[Data records]
## START
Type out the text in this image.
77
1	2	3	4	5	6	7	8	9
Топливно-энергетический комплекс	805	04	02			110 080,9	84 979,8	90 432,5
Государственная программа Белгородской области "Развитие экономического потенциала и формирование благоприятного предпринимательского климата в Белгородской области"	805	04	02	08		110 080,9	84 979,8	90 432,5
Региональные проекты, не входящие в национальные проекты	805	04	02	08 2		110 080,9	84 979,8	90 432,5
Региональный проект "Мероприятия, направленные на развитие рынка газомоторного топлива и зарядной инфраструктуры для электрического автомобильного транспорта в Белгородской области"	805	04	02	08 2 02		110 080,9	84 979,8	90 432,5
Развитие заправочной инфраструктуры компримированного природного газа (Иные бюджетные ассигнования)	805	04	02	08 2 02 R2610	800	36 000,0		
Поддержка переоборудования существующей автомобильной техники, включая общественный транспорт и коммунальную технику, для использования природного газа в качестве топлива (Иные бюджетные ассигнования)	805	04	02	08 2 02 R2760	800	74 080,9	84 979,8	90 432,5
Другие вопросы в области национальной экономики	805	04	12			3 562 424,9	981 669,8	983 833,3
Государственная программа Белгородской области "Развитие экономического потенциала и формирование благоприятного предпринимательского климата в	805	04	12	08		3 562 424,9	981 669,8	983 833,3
## END
• [STATED GOAL] Gather every line from the entries above where the word "предпринимательского" appears, and copy them.

• [FINISHED TASK]
Государственная программа Белгородской области "Развитие экономического потенциала и формирование благоприятного предпринимательского климата в Белгородской области"	805	04	02	08		110 080,9	84 979,8	90 432,5
Государственная программа Белгородской области "Развитие экономического потенциала и формирование благоприятного предпринимательского климата в	805	04	12	08		3 562 424,9	981 669,8	983 833,3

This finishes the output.